■ **Work required**
Take the line containing "Read all visible content and emit it as JSON." and every line after it in the data below, and print them exactly as given, with nothing else.

== == ==

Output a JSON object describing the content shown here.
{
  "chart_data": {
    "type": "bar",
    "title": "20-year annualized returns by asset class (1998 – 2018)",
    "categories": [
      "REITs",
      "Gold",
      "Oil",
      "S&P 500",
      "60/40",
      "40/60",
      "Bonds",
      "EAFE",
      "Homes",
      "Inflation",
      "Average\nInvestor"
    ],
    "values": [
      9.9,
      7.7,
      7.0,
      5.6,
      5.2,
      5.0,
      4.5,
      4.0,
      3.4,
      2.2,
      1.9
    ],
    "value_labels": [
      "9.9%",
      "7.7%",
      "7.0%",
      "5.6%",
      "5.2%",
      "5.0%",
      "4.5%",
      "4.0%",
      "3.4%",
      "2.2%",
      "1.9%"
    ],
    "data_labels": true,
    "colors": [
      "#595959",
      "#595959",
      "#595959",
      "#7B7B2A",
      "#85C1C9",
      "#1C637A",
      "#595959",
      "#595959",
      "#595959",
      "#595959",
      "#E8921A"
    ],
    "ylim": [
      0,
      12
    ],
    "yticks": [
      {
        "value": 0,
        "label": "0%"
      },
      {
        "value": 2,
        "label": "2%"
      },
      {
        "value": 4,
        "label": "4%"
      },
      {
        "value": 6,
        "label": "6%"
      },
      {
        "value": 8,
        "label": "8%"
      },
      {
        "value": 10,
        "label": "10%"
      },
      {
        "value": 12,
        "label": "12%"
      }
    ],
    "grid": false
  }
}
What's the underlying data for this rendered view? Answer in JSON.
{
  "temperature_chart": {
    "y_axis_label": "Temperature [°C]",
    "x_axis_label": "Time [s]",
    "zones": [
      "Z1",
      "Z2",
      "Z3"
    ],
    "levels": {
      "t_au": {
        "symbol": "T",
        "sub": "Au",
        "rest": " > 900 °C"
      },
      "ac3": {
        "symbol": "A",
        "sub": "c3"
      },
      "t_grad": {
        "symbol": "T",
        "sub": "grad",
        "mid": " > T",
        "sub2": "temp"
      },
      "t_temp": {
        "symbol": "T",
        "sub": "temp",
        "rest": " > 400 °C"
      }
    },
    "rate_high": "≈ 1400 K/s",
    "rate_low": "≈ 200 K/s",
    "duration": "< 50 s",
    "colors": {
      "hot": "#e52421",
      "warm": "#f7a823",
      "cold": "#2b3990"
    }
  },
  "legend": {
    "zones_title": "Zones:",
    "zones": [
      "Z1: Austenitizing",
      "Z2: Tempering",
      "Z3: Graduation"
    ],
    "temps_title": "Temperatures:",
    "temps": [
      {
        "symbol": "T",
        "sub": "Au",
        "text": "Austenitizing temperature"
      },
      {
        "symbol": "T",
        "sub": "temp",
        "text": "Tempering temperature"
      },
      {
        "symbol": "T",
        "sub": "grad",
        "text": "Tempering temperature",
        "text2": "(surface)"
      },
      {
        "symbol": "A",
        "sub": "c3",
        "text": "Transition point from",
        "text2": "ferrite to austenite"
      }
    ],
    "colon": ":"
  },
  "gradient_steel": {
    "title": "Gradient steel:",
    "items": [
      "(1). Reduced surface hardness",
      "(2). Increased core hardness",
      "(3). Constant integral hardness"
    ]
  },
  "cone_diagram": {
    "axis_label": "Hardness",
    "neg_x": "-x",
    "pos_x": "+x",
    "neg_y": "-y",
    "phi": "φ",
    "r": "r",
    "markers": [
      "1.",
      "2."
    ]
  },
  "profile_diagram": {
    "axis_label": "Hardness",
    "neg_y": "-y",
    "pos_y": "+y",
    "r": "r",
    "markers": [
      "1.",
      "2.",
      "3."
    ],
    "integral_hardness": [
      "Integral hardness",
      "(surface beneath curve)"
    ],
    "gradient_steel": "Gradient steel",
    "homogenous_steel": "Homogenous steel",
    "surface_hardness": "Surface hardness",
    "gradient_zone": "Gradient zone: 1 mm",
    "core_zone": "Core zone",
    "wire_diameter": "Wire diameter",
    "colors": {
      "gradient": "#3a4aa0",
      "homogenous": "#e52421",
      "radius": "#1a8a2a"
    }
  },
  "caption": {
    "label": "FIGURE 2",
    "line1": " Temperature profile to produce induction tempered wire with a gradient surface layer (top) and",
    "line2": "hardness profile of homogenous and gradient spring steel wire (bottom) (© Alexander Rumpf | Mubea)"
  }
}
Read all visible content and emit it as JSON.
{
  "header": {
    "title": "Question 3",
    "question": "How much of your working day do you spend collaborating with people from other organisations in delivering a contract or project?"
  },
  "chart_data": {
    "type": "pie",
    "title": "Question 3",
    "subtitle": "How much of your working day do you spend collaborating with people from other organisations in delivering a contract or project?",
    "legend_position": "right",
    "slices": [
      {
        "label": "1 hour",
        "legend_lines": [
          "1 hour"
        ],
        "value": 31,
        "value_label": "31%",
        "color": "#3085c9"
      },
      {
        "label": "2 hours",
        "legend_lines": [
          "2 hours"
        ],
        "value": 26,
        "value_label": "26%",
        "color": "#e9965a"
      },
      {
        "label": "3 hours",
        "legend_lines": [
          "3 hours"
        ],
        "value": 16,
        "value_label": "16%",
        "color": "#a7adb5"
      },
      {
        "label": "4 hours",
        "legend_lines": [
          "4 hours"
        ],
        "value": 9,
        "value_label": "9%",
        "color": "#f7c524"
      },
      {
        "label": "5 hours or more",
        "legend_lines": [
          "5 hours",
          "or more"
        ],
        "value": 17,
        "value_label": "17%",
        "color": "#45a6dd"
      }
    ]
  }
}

== == ==

■ **Exercise solution**
Read all visible content and emit it as JSON.
{
  "header": {
    "title": "Question 3",
    "question": "How much of your working day do you spend collaborating with people from other organisations in delivering a contract or project?"
  },
  "chart_data": {
    "type": "pie",
    "title": "Question 3",
    "subtitle": "How much of your working day do you spend collaborating with people from other organisations in delivering a contract or project?",
    "legend_position": "right",
    "slices": [
      {
        "label": "1 hour",
        "legend_lines": [
          "1 hour"
        ],
        "value": 31,
        "value_label": "31%",
        "color": "#3085c9"
      },
      {
        "label": "2 hours",
        "legend_lines": [
          "2 hours"
        ],
        "value": 26,
        "value_label": "26%",
        "color": "#e9965a"
      },
      {
        "label": "3 hours",
        "legend_lines": [
          "3 hours"
        ],
        "value": 16,
        "value_label": "16%",
        "color": "#a7adb5"
      },
      {
        "label": "4 hours",
        "legend_lines": [
          "4 hours"
        ],
        "value": 9,
        "value_label": "9%",
        "color": "#f7c524"
      },
      {
        "label": "5 hours or more",
        "legend_lines": [
          "5 hours",
          "or more"
        ],
        "value": 17,
        "value_label": "17%",
        "color": "#45a6dd"
      }
    ]
  }
}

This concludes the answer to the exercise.